Written exercise: Can you output the records below exactly as they are written?

****************

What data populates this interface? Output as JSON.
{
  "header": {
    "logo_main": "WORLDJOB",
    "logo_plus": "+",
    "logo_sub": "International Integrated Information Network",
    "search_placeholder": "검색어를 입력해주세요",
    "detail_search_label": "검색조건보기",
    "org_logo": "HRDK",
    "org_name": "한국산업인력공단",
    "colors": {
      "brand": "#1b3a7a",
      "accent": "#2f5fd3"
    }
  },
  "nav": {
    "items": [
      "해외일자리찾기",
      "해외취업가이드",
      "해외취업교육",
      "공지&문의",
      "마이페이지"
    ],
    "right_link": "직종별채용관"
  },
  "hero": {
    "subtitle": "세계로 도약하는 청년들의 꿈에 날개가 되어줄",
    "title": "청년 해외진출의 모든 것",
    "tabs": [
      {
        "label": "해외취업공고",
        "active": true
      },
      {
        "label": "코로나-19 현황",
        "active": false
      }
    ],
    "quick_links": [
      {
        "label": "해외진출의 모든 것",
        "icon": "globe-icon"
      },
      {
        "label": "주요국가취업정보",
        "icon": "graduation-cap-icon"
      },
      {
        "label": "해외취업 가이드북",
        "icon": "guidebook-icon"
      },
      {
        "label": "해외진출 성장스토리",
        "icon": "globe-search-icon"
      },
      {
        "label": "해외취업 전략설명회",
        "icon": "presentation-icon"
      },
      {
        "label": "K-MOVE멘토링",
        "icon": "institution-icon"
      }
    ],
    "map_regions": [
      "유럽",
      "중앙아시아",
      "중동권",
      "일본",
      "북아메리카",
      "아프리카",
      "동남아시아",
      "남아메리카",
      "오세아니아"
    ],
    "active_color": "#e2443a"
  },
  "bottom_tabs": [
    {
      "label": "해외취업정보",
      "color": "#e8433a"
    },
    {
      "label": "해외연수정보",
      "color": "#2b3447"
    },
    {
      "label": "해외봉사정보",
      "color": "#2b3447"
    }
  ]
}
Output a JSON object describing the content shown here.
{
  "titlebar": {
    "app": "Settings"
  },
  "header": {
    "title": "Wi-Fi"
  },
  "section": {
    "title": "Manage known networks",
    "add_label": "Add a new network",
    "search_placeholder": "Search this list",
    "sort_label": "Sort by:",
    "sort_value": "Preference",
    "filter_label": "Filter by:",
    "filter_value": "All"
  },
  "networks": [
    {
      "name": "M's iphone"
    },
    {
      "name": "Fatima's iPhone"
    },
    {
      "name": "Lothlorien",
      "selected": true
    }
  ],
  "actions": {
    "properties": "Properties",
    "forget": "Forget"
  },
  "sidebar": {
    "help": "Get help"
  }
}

****************

Final result:
What data populates this interface? Output as JSON.
{
  "header": {
    "logo_main": "WORLDJOB",
    "logo_plus": "+",
    "logo_sub": "International Integrated Information Network",
    "search_placeholder": "검색어를 입력해주세요",
    "detail_search_label": "검색조건보기",
    "org_logo": "HRDK",
    "org_name": "한국산업인력공단",
    "colors": {
      "brand": "#1b3a7a",
      "accent": "#2f5fd3"
    }
  },
  "nav": {
    "items": [
      "해외일자리찾기",
      "해외취업가이드",
      "해외취업교육",
      "공지&문의",
      "마이페이지"
    ],
    "right_link": "직종별채용관"
  },
  "hero": {
    "subtitle": "세계로 도약하는 청년들의 꿈에 날개가 되어줄",
    "title": "청년 해외진출의 모든 것",
    "tabs": [
      {
        "label": "해외취업공고",
        "active": true
      },
      {
        "label": "코로나-19 현황",
        "active": false
      }
    ],
    "quick_links": [
      {
        "label": "해외진출의 모든 것",
        "icon": "globe-icon"
      },
      {
        "label": "주요국가취업정보",
        "icon": "graduation-cap-icon"
      },
      {
        "label": "해외취업 가이드북",
        "icon": "guidebook-icon"
      },
      {
        "label": "해외진출 성장스토리",
        "icon": "globe-search-icon"
      },
      {
        "label": "해외취업 전략설명회",
        "icon": "presentation-icon"
      },
      {
        "label": "K-MOVE멘토링",
        "icon": "institution-icon"
      }
    ],
    "map_regions": [
      "유럽",
      "중앙아시아",
      "중동권",
      "일본",
      "북아메리카",
      "아프리카",
      "동남아시아",
      "남아메리카",
      "오세아니아"
    ],
    "active_color": "#e2443a"
  },
  "bottom_tabs": [
    {
      "label": "해외취업정보",
      "color": "#e8433a"
    },
    {
      "label": "해외연수정보",
      "color": "#2b3447"
    },
    {
      "label": "해외봉사정보",
      "color": "#2b3447"
    }
  ]
}
Output a JSON object describing the content shown here.
{
  "titlebar": {
    "app": "Settings"
  },
  "header": {
    "title": "Wi-Fi"
  },
  "section": {
    "title": "Manage known networks",
    "add_label": "Add a new network",
    "search_placeholder": "Search this list",
    "sort_label": "Sort by:",
    "sort_value": "Preference",
    "filter_label": "Filter by:",
    "filter_value": "All"
  },
  "networks": [
    {
      "name": "M's iphone"
    },
    {
      "name": "Fatima's iPhone"
    },
    {
      "name": "Lothlorien",
      "selected": true
    }
  ],
  "actions": {
    "properties": "Properties",
    "forget": "Forget"
  },
  "sidebar": {
    "help": "Get help"
  }
}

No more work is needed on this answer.